═══ DATA SUPPLIED
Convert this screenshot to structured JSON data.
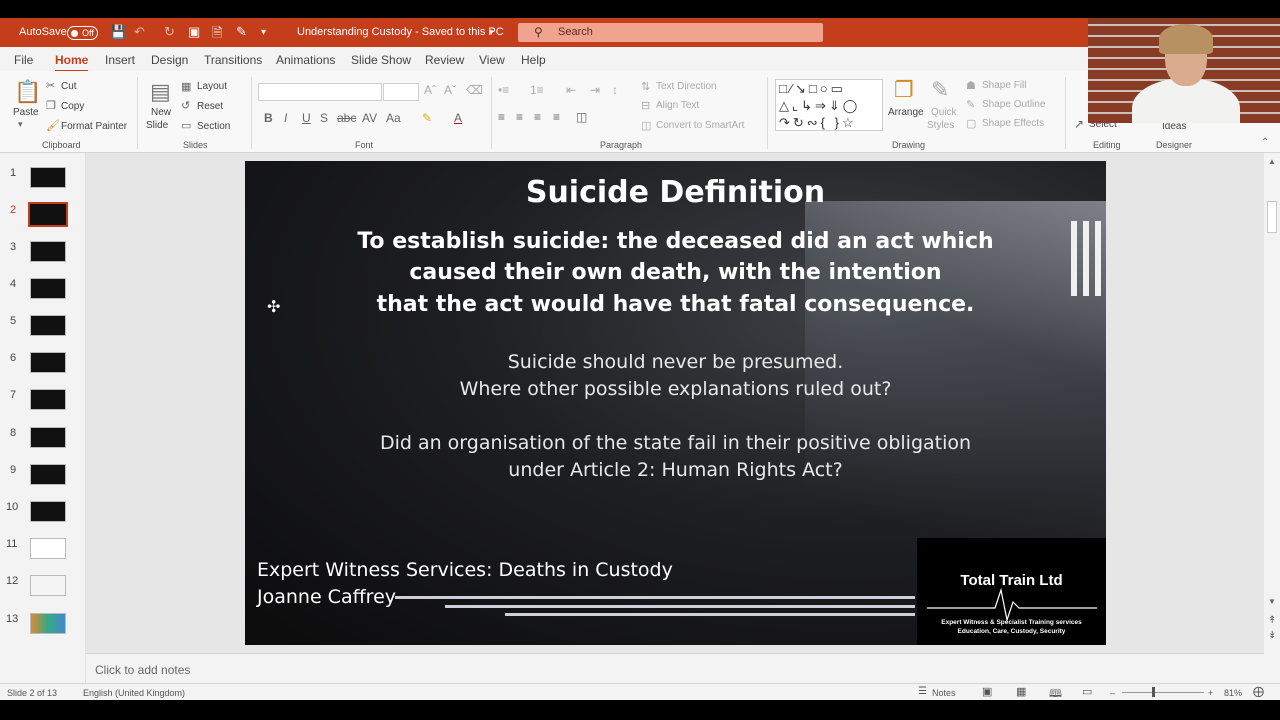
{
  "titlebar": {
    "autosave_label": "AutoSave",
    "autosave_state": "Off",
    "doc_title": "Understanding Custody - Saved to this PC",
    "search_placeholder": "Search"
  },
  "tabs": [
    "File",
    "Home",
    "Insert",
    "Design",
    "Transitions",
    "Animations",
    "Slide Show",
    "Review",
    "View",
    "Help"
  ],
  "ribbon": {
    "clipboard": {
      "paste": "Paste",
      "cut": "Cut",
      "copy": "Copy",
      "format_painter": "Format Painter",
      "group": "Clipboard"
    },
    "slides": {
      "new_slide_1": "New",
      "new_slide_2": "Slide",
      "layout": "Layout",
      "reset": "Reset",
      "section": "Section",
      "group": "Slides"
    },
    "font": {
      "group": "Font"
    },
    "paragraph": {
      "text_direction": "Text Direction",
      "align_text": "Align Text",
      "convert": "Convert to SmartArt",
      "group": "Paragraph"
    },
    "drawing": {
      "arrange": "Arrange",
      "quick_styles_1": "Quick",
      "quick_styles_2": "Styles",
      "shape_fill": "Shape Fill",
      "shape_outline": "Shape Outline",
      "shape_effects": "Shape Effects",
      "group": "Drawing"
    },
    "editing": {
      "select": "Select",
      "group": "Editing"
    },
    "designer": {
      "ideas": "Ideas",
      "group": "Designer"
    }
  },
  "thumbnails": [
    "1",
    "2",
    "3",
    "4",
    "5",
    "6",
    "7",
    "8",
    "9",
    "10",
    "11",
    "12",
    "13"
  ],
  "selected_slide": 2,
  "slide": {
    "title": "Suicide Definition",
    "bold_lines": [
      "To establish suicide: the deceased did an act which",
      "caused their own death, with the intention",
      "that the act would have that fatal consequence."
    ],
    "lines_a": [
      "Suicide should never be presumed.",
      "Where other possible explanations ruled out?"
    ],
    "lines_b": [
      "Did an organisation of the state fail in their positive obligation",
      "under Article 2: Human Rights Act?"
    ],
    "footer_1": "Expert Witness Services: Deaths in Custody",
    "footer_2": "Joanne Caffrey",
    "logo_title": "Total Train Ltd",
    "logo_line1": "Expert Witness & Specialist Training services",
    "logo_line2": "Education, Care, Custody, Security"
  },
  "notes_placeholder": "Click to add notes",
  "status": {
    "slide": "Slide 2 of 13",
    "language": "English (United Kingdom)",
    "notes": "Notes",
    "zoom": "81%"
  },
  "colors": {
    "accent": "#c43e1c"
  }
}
══════
═══ DATA SUPPLIED
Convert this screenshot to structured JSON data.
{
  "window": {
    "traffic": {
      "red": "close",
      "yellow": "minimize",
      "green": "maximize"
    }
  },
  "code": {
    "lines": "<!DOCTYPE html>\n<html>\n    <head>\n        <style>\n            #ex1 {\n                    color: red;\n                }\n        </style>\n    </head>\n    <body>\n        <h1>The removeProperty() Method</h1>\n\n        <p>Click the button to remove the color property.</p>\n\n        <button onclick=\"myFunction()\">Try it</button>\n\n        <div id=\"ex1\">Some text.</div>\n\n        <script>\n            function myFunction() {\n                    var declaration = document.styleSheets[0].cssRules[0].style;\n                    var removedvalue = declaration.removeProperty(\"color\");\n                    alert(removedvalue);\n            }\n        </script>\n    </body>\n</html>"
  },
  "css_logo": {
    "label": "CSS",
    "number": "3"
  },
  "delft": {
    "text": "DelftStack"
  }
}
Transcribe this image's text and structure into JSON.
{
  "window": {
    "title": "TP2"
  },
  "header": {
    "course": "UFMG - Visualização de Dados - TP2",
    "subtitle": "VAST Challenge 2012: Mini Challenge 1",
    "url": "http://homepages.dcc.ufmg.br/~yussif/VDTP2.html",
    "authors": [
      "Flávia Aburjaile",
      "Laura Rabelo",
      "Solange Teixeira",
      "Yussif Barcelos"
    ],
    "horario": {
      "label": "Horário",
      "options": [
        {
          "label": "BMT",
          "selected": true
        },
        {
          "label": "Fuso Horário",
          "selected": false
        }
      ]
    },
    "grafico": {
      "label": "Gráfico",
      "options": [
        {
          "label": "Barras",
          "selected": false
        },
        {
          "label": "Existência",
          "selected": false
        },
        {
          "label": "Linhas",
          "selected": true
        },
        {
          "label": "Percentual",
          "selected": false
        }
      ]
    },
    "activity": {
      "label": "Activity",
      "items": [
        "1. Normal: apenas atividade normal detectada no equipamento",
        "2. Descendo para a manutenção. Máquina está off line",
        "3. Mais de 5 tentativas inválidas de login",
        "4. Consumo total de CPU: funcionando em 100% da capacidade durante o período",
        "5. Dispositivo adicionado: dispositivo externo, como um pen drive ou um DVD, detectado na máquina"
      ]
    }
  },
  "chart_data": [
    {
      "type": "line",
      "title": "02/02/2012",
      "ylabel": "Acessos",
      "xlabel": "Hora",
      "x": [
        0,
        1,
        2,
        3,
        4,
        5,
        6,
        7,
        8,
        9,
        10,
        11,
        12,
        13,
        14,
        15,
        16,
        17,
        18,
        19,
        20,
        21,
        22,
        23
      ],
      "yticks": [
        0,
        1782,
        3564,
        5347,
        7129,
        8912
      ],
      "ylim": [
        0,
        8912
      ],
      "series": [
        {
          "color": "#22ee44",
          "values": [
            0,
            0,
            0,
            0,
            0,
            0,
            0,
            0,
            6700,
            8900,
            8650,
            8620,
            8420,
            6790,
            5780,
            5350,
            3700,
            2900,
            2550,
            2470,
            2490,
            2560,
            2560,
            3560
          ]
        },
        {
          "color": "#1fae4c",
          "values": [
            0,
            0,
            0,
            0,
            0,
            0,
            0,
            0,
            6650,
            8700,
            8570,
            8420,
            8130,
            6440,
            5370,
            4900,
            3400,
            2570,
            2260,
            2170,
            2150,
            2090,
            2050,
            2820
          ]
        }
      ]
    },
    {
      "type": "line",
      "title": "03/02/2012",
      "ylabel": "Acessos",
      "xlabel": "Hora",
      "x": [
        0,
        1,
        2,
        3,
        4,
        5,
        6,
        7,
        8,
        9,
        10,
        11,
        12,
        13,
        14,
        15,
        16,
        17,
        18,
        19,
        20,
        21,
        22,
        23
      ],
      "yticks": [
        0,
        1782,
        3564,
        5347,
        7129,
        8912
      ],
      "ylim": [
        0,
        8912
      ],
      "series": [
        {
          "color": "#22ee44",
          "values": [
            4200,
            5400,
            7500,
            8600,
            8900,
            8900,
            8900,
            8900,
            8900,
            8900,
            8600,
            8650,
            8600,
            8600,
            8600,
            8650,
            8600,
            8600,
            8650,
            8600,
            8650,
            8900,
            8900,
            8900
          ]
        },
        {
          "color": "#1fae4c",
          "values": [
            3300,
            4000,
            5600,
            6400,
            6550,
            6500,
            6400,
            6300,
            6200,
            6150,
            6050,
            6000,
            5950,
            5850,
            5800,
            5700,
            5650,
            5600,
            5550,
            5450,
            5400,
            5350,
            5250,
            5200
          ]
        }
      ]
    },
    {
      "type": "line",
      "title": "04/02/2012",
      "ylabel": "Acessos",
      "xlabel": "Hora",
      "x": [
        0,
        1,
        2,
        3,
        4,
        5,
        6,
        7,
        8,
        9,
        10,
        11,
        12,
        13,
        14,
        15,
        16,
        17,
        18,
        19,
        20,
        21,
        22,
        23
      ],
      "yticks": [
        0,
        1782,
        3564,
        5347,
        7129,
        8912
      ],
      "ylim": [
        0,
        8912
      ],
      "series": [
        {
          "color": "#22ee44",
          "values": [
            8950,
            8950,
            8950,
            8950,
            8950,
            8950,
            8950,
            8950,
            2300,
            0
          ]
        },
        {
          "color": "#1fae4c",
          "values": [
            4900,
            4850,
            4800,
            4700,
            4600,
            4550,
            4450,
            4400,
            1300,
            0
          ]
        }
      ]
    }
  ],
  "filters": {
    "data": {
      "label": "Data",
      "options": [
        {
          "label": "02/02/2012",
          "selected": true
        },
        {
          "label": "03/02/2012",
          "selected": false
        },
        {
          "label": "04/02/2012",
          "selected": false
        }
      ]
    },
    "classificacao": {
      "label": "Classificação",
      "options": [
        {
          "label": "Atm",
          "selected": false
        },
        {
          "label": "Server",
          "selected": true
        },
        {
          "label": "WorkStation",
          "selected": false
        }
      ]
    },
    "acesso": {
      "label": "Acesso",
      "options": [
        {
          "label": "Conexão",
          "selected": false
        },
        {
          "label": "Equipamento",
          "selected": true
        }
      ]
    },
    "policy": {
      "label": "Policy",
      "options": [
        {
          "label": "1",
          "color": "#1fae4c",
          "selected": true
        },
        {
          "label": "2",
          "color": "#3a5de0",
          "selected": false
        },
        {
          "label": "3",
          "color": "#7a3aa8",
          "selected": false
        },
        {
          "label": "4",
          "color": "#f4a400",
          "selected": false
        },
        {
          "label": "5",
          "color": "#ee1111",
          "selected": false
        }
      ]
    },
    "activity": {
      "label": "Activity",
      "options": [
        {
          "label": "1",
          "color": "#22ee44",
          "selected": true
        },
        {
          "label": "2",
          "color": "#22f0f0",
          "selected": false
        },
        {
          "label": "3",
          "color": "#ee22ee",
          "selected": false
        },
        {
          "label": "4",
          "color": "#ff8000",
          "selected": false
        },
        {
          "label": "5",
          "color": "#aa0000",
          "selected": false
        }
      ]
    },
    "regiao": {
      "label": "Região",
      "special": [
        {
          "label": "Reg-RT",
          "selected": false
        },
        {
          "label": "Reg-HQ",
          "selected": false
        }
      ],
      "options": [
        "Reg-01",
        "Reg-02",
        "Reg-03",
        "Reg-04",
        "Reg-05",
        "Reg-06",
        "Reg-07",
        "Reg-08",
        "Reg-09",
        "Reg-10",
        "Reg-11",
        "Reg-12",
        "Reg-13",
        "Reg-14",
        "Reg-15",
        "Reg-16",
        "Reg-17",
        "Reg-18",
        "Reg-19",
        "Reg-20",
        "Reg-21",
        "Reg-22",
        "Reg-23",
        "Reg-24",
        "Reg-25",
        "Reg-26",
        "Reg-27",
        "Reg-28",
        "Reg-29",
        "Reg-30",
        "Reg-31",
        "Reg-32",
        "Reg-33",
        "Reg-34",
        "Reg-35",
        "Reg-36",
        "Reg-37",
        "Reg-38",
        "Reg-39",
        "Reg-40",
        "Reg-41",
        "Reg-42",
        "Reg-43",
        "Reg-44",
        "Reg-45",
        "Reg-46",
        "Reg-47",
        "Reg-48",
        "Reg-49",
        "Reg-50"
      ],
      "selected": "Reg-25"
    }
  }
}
══════
═══ DATA SUPPLIED
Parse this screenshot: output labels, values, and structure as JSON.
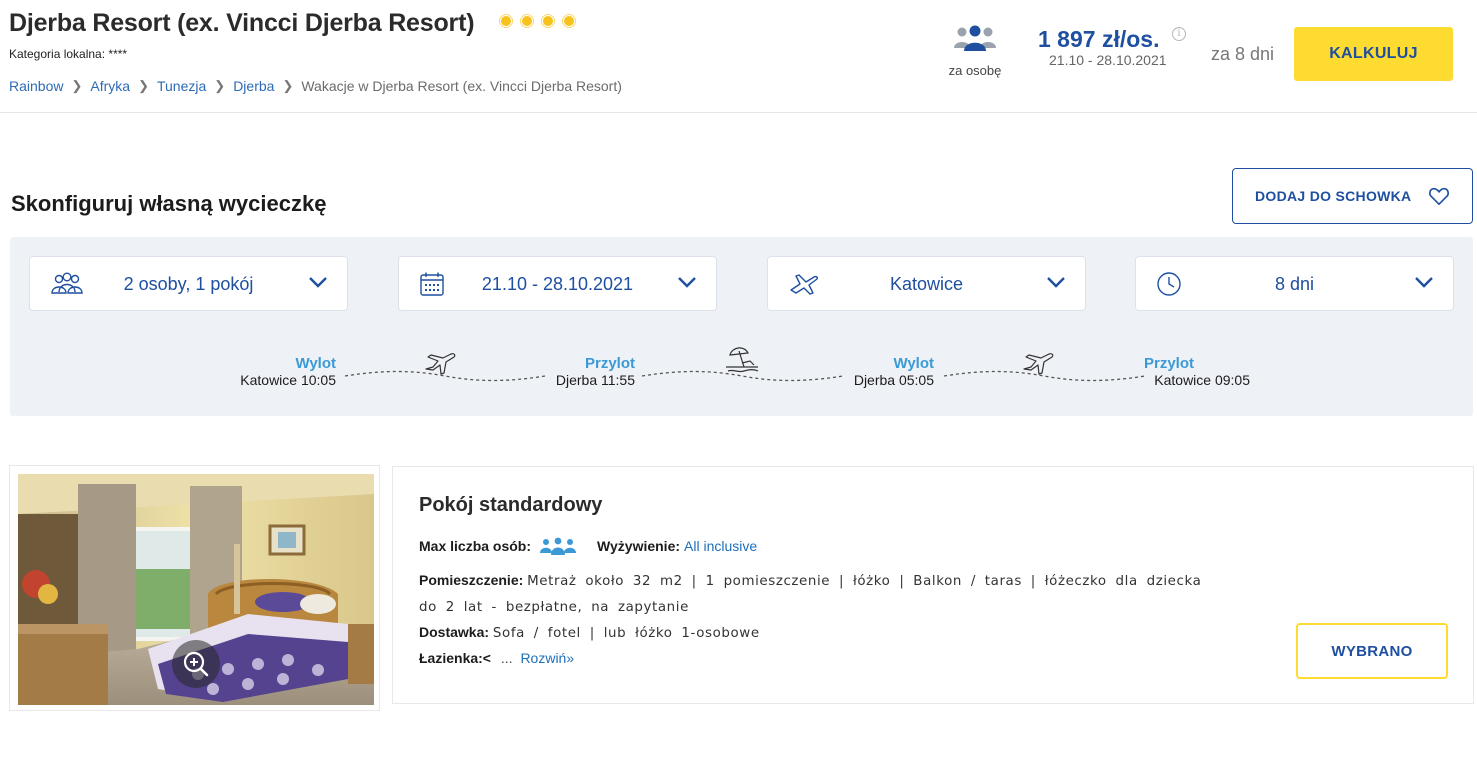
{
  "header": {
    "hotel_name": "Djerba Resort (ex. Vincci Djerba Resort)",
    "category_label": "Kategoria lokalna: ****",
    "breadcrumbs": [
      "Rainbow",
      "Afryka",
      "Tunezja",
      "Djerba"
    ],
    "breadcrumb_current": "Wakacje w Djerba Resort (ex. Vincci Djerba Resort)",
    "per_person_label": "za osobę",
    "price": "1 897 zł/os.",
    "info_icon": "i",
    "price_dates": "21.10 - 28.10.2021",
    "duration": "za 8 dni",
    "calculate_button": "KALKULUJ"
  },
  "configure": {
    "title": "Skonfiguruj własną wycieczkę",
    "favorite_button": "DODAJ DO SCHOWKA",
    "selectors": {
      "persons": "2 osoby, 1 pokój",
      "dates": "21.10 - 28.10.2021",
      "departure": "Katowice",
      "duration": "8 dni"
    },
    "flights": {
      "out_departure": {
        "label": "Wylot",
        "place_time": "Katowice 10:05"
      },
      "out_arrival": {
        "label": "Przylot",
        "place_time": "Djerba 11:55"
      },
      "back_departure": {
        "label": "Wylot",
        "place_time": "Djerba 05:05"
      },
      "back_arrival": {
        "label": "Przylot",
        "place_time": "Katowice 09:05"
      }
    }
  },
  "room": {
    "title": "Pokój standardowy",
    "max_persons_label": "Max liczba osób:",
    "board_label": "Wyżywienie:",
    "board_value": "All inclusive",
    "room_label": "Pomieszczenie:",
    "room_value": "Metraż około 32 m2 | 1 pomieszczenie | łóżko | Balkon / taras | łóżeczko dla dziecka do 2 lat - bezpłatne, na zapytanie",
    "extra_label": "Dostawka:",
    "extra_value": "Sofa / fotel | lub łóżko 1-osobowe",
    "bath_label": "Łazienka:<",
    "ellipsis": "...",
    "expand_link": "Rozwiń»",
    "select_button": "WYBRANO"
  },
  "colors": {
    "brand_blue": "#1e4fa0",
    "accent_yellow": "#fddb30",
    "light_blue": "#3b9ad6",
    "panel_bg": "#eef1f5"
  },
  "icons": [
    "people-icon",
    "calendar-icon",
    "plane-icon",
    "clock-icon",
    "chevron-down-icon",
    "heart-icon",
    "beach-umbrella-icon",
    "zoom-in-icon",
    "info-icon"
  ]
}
══════
EXERCISE BRIEF: Go through the records above and copy every line with the word "Expert".

SOLVED EXERCISE:
    "footer_1": "Expert Witness Services: Deaths in Custody",
    "logo_line1": "Expert Witness & Specialist Training services",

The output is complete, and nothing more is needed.